Task to carry out
According to the abstract on phillyrin and PPAR-γ, phillyrin is an important component of which plant?

Document segment
· · · · · · ·

Identification of phillyrin as a PPAR-γ ligand through network pharmacology and molecular modeling
摘要
Insulin resistance is a core pathological hallmark of metabolic syndromes like type 2 diabetes mellitus. Peroxisome proliferator-activated receptor gamma (PPAR-γ) is a classical therapeutic target for improving insulin sensitivity, yet the clinical utility of its synthetic agonists faces diverse adverse reactions. We previously showed that phillyrin, an important component of Forsythia suspensa, could improve insulin resistance in obesity. However, its direct molecular targets remain not fully understood. Herein, we adopted a combined in silico and experimental approach to determine whether phillyrin could function as a ligand of PPAR-γ. We implemented a multi-scale strategy integrating network pharmacology, molecular modeling, with experimental verification. Network pharmacology analysis was employed to predict system-level targets and pathways associated with phillyrin. Subsequently, molecular docking and molecular dynamics simulations were conducted using computational chemistry methods to characterize the binding mode, dynamic stability, and binding free energy (MM-GBSA) of phillyrin within the PPAR-γ ligand-binding domain. Finally, key computational predictions were experimentally validated in insulin-resistant 3T3-L1 adipocytes and in a high-fat diet-induced murine model of insulin resistance.

· · · · · · ·

Stored data
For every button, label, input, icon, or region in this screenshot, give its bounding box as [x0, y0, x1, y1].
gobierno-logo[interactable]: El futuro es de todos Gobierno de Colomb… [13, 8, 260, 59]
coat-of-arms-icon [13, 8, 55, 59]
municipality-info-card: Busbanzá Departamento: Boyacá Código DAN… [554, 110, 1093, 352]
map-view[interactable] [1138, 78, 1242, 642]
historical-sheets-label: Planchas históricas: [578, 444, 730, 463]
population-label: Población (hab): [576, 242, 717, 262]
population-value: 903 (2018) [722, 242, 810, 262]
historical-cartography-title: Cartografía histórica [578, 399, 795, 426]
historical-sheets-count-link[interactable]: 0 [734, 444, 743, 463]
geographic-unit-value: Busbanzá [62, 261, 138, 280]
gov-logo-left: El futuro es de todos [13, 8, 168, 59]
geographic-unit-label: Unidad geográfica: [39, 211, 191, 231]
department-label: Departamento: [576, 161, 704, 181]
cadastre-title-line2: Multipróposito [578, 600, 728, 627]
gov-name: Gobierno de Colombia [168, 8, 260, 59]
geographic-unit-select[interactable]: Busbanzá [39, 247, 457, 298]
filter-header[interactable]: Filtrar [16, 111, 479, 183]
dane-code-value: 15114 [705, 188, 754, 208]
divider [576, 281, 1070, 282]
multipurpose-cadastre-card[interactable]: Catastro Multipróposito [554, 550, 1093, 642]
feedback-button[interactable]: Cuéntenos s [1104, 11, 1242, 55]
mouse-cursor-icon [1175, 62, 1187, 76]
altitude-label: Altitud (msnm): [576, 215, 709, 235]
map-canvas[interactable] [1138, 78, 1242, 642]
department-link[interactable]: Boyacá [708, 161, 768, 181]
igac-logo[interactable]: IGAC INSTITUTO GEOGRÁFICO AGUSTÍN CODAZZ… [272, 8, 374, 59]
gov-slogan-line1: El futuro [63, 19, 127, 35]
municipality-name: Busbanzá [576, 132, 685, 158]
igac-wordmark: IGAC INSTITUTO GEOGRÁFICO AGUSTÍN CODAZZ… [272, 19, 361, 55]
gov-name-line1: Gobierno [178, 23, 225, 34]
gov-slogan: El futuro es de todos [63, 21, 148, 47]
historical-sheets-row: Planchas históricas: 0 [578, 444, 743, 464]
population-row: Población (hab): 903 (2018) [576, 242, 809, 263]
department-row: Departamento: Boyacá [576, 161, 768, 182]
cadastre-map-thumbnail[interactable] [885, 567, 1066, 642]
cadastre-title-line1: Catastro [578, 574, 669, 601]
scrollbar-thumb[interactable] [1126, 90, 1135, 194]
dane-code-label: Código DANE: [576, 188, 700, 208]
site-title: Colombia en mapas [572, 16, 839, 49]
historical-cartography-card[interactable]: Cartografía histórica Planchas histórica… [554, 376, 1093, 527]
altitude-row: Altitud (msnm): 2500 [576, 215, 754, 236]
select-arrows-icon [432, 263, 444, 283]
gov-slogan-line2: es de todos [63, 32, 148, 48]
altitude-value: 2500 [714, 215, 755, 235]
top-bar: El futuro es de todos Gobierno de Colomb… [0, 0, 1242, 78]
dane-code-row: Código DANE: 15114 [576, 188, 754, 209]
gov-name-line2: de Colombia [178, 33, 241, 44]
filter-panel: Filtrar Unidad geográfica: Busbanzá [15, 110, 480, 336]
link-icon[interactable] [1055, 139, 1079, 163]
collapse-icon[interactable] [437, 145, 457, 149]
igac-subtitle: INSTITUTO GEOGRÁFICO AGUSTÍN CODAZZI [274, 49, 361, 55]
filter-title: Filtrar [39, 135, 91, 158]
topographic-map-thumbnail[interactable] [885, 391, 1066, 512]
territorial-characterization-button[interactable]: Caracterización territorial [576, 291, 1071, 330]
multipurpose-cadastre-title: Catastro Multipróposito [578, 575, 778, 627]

· · · · · · ·

Expected output
Forsythia suspensa